[BEGIN]

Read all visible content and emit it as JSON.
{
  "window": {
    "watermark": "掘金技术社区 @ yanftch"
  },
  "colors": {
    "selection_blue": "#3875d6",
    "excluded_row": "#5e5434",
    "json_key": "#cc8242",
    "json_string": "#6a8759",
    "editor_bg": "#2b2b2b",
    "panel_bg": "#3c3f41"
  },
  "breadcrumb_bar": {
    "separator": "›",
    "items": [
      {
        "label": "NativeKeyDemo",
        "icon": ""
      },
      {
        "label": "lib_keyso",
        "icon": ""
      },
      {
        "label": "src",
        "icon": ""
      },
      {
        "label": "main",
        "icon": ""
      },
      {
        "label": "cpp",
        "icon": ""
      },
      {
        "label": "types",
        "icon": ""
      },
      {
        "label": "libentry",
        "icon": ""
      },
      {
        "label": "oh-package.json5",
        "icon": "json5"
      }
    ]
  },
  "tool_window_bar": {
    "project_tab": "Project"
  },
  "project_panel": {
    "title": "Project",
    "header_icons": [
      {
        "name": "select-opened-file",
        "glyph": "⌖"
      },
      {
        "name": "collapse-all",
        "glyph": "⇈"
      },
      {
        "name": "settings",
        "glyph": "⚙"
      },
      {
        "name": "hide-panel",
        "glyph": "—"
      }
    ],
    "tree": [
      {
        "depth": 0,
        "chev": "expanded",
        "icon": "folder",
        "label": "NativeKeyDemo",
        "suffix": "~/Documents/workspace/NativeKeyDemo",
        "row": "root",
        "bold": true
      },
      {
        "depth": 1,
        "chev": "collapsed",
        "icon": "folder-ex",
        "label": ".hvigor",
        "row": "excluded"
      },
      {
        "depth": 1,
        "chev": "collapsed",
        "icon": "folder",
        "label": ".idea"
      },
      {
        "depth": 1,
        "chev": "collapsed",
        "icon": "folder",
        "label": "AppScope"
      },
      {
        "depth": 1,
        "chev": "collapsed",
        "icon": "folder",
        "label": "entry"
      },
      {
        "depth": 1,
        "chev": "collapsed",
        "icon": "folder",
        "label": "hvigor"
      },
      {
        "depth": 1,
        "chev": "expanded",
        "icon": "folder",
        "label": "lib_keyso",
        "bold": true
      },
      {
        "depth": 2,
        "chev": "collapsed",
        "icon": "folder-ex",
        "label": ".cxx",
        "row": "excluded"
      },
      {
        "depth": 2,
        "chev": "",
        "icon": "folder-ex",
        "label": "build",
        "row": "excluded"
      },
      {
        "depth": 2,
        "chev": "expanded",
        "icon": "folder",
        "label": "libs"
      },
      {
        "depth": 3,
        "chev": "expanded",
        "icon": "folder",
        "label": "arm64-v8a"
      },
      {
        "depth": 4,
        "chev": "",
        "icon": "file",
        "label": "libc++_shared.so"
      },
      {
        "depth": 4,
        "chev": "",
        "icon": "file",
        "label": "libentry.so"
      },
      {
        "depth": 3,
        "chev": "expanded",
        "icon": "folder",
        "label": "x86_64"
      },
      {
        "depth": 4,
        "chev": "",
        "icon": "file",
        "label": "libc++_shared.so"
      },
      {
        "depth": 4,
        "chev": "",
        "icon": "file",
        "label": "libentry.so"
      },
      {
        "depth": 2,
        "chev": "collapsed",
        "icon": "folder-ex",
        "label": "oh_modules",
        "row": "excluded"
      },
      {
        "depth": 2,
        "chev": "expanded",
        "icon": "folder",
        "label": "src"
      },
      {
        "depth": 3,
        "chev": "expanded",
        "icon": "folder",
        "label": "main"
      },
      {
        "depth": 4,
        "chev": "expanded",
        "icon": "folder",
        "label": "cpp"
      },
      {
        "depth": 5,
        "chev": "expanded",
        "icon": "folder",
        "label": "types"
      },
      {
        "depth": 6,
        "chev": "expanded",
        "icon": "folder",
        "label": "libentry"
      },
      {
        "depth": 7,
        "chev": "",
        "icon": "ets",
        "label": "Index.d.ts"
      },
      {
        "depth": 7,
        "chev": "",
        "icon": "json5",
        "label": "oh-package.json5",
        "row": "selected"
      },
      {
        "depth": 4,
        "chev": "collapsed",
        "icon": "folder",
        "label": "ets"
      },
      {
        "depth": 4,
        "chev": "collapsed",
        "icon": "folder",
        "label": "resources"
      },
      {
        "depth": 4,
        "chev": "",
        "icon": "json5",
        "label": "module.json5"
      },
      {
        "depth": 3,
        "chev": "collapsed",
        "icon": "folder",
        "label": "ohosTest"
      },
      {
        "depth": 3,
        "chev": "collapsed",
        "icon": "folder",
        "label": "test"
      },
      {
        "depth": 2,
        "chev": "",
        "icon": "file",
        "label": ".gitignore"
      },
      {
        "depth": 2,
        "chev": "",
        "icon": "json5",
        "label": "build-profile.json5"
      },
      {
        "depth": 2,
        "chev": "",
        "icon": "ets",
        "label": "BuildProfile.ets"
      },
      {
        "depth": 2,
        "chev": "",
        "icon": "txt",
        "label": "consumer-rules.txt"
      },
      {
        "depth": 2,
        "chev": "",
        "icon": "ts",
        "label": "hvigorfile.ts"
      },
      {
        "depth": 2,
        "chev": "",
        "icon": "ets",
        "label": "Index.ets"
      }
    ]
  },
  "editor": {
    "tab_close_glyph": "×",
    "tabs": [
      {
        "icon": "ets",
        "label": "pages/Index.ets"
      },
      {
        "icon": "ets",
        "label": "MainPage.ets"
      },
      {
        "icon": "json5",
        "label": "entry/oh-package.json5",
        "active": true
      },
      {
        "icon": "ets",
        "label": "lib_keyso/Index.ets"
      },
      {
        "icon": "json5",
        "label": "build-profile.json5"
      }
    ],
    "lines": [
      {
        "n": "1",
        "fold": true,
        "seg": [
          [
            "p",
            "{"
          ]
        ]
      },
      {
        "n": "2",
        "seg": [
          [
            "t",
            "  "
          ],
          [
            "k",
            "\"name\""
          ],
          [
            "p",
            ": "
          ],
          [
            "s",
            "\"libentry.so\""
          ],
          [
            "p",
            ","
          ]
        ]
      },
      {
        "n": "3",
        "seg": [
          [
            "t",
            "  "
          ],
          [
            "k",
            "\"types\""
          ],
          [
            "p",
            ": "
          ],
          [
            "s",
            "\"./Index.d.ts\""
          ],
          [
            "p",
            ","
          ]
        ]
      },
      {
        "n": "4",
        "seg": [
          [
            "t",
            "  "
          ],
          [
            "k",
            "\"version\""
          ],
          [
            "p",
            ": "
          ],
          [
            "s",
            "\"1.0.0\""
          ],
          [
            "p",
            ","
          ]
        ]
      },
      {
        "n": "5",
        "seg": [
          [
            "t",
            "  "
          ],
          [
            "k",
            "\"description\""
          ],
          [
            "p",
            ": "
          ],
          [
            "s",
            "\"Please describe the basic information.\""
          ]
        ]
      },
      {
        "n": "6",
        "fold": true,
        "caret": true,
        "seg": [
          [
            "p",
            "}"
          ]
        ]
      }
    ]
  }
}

[END]

PROBLEM DESCRIPTION: Read the entries and pick out all lines that include the word "Index".

RESPONSE TO THIS TASK:
        "label": "Index.d.ts"
        "label": "Index.ets"
        "label": "pages/Index.ets"
        "label": "lib_keyso/Index.ets"
            "\"./Index.d.ts\""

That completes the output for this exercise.